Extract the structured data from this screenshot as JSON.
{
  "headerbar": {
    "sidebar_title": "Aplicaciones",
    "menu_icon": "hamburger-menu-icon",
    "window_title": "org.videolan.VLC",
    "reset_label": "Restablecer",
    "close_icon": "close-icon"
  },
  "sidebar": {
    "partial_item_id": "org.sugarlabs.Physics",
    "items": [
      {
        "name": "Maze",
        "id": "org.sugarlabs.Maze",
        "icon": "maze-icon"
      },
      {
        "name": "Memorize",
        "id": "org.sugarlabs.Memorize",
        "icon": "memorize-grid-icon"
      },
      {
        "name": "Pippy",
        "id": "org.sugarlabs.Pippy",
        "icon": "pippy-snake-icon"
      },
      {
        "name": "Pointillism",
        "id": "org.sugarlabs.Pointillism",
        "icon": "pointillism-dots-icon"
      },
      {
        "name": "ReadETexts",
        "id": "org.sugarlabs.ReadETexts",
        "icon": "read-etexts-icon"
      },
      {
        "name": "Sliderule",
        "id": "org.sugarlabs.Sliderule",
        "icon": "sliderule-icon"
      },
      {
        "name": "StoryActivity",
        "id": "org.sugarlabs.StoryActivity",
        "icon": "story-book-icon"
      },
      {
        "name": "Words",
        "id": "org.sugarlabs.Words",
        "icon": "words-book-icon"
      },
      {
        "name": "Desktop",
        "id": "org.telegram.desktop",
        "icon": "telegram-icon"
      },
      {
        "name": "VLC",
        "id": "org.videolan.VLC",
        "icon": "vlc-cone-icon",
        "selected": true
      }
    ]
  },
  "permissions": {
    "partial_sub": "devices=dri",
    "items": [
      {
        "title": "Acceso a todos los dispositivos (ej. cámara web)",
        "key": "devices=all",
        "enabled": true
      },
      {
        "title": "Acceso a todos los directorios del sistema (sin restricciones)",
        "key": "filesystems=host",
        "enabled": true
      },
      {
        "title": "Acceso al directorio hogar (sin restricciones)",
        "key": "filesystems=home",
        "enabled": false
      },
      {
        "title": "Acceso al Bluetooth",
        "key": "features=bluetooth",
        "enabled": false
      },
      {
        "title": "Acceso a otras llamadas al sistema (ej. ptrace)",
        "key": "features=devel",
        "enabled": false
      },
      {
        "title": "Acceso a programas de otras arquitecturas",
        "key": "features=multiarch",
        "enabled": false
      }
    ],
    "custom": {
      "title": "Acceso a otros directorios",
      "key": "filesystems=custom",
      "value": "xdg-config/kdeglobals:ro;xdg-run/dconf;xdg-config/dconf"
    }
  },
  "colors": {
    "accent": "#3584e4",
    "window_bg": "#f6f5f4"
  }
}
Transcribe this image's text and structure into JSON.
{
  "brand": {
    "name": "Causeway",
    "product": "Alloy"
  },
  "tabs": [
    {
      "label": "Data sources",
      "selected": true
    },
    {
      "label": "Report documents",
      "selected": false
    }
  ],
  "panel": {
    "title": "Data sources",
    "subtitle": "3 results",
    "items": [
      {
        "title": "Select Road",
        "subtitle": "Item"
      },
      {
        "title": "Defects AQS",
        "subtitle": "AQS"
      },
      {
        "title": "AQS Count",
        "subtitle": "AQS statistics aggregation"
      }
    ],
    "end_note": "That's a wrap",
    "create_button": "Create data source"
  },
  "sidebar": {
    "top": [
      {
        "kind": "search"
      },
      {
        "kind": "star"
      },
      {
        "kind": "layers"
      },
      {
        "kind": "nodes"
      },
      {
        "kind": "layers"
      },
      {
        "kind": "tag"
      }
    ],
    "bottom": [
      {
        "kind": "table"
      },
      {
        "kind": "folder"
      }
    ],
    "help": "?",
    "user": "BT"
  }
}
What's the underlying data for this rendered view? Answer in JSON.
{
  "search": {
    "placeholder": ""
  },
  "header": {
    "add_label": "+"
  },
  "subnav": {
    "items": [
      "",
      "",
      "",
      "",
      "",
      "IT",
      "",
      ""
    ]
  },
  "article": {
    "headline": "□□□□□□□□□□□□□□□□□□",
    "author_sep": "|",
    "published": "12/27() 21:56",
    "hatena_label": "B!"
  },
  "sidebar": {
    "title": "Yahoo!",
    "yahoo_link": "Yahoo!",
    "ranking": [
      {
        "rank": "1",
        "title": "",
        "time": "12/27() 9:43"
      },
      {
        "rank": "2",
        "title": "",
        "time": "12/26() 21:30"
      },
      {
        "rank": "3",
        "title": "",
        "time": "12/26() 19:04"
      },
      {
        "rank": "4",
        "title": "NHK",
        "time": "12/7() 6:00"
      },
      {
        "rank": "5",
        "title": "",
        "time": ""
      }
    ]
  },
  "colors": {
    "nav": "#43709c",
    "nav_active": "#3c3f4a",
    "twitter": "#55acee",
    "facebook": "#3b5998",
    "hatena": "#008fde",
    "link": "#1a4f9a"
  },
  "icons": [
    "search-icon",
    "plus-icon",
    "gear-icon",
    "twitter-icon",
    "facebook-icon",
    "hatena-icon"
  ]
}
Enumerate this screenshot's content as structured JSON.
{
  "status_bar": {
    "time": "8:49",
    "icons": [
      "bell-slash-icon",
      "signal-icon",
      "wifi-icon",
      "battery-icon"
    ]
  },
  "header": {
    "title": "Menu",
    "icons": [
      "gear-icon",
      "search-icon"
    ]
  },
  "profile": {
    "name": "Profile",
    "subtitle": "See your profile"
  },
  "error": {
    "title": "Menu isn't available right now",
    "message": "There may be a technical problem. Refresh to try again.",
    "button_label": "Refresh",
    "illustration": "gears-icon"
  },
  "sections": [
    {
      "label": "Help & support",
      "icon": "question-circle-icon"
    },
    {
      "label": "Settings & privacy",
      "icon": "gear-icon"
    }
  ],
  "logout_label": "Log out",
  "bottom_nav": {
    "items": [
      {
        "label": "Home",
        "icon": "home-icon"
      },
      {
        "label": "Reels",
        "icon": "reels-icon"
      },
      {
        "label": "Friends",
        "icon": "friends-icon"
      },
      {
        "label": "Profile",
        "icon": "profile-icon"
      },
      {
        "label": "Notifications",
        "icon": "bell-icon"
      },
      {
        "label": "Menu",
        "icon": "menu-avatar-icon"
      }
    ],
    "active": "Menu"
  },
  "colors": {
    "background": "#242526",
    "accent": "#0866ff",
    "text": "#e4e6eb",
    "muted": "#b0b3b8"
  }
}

============================================================

EXERCISE PROMPT:
Hand back the material above in full, exactly as written.

FINAL RESULT:
Extract the structured data from this screenshot as JSON.
{
  "headerbar": {
    "sidebar_title": "Aplicaciones",
    "menu_icon": "hamburger-menu-icon",
    "window_title": "org.videolan.VLC",
    "reset_label": "Restablecer",
    "close_icon": "close-icon"
  },
  "sidebar": {
    "partial_item_id": "org.sugarlabs.Physics",
    "items": [
      {
        "name": "Maze",
        "id": "org.sugarlabs.Maze",
        "icon": "maze-icon"
      },
      {
        "name": "Memorize",
        "id": "org.sugarlabs.Memorize",
        "icon": "memorize-grid-icon"
      },
      {
        "name": "Pippy",
        "id": "org.sugarlabs.Pippy",
        "icon": "pippy-snake-icon"
      },
      {
        "name": "Pointillism",
        "id": "org.sugarlabs.Pointillism",
        "icon": "pointillism-dots-icon"
      },
      {
        "name": "ReadETexts",
        "id": "org.sugarlabs.ReadETexts",
        "icon": "read-etexts-icon"
      },
      {
        "name": "Sliderule",
        "id": "org.sugarlabs.Sliderule",
        "icon": "sliderule-icon"
      },
      {
        "name": "StoryActivity",
        "id": "org.sugarlabs.StoryActivity",
        "icon": "story-book-icon"
      },
      {
        "name": "Words",
        "id": "org.sugarlabs.Words",
        "icon": "words-book-icon"
      },
      {
        "name": "Desktop",
        "id": "org.telegram.desktop",
        "icon": "telegram-icon"
      },
      {
        "name": "VLC",
        "id": "org.videolan.VLC",
        "icon": "vlc-cone-icon",
        "selected": true
      }
    ]
  },
  "permissions": {
    "partial_sub": "devices=dri",
    "items": [
      {
        "title": "Acceso a todos los dispositivos (ej. cámara web)",
        "key": "devices=all",
        "enabled": true
      },
      {
        "title": "Acceso a todos los directorios del sistema (sin restricciones)",
        "key": "filesystems=host",
        "enabled": true
      },
      {
        "title": "Acceso al directorio hogar (sin restricciones)",
        "key": "filesystems=home",
        "enabled": false
      },
      {
        "title": "Acceso al Bluetooth",
        "key": "features=bluetooth",
        "enabled": false
      },
      {
        "title": "Acceso a otras llamadas al sistema (ej. ptrace)",
        "key": "features=devel",
        "enabled": false
      },
      {
        "title": "Acceso a programas de otras arquitecturas",
        "key": "features=multiarch",
        "enabled": false
      }
    ],
    "custom": {
      "title": "Acceso a otros directorios",
      "key": "filesystems=custom",
      "value": "xdg-config/kdeglobals:ro;xdg-run/dconf;xdg-config/dconf"
    }
  },
  "colors": {
    "accent": "#3584e4",
    "window_bg": "#f6f5f4"
  }
}
Transcribe this image's text and structure into JSON.
{
  "brand": {
    "name": "Causeway",
    "product": "Alloy"
  },
  "tabs": [
    {
      "label": "Data sources",
      "selected": true
    },
    {
      "label": "Report documents",
      "selected": false
    }
  ],
  "panel": {
    "title": "Data sources",
    "subtitle": "3 results",
    "items": [
      {
        "title": "Select Road",
        "subtitle": "Item"
      },
      {
        "title": "Defects AQS",
        "subtitle": "AQS"
      },
      {
        "title": "AQS Count",
        "subtitle": "AQS statistics aggregation"
      }
    ],
    "end_note": "That's a wrap",
    "create_button": "Create data source"
  },
  "sidebar": {
    "top": [
      {
        "kind": "search"
      },
      {
        "kind": "star"
      },
      {
        "kind": "layers"
      },
      {
        "kind": "nodes"
      },
      {
        "kind": "layers"
      },
      {
        "kind": "tag"
      }
    ],
    "bottom": [
      {
        "kind": "table"
      },
      {
        "kind": "folder"
      }
    ],
    "help": "?",
    "user": "BT"
  }
}
What's the underlying data for this rendered view? Answer in JSON.
{
  "search": {
    "placeholder": ""
  },
  "header": {
    "add_label": "+"
  },
  "subnav": {
    "items": [
      "",
      "",
      "",
      "",
      "",
      "IT",
      "",
      ""
    ]
  },
  "article": {
    "headline": "□□□□□□□□□□□□□□□□□□",
    "author_sep": "|",
    "published": "12/27() 21:56",
    "hatena_label": "B!"
  },
  "sidebar": {
    "title": "Yahoo!",
    "yahoo_link": "Yahoo!",
    "ranking": [
      {
        "rank": "1",
        "title": "",
        "time": "12/27() 9:43"
      },
      {
        "rank": "2",
        "title": "",
        "time": "12/26() 21:30"
      },
      {
        "rank": "3",
        "title": "",
        "time": "12/26() 19:04"
      },
      {
        "rank": "4",
        "title": "NHK",
        "time": "12/7() 6:00"
      },
      {
        "rank": "5",
        "title": "",
        "time": ""
      }
    ]
  },
  "colors": {
    "nav": "#43709c",
    "nav_active": "#3c3f4a",
    "twitter": "#55acee",
    "facebook": "#3b5998",
    "hatena": "#008fde",
    "link": "#1a4f9a"
  },
  "icons": [
    "search-icon",
    "plus-icon",
    "gear-icon",
    "twitter-icon",
    "facebook-icon",
    "hatena-icon"
  ]
}
Enumerate this screenshot's content as structured JSON.
{
  "status_bar": {
    "time": "8:49",
    "icons": [
      "bell-slash-icon",
      "signal-icon",
      "wifi-icon",
      "battery-icon"
    ]
  },
  "header": {
    "title": "Menu",
    "icons": [
      "gear-icon",
      "search-icon"
    ]
  },
  "profile": {
    "name": "Profile",
    "subtitle": "See your profile"
  },
  "error": {
    "title": "Menu isn't available right now",
    "message": "There may be a technical problem. Refresh to try again.",
    "button_label": "Refresh",
    "illustration": "gears-icon"
  },
  "sections": [
    {
      "label": "Help & support",
      "icon": "question-circle-icon"
    },
    {
      "label": "Settings & privacy",
      "icon": "gear-icon"
    }
  ],
  "logout_label": "Log out",
  "bottom_nav": {
    "items": [
      {
        "label": "Home",
        "icon": "home-icon"
      },
      {
        "label": "Reels",
        "icon": "reels-icon"
      },
      {
        "label": "Friends",
        "icon": "friends-icon"
      },
      {
        "label": "Profile",
        "icon": "profile-icon"
      },
      {
        "label": "Notifications",
        "icon": "bell-icon"
      },
      {
        "label": "Menu",
        "icon": "menu-avatar-icon"
      }
    ],
    "active": "Menu"
  },
  "colors": {
    "background": "#242526",
    "accent": "#0866ff",
    "text": "#e4e6eb",
    "muted": "#b0b3b8"
  }
}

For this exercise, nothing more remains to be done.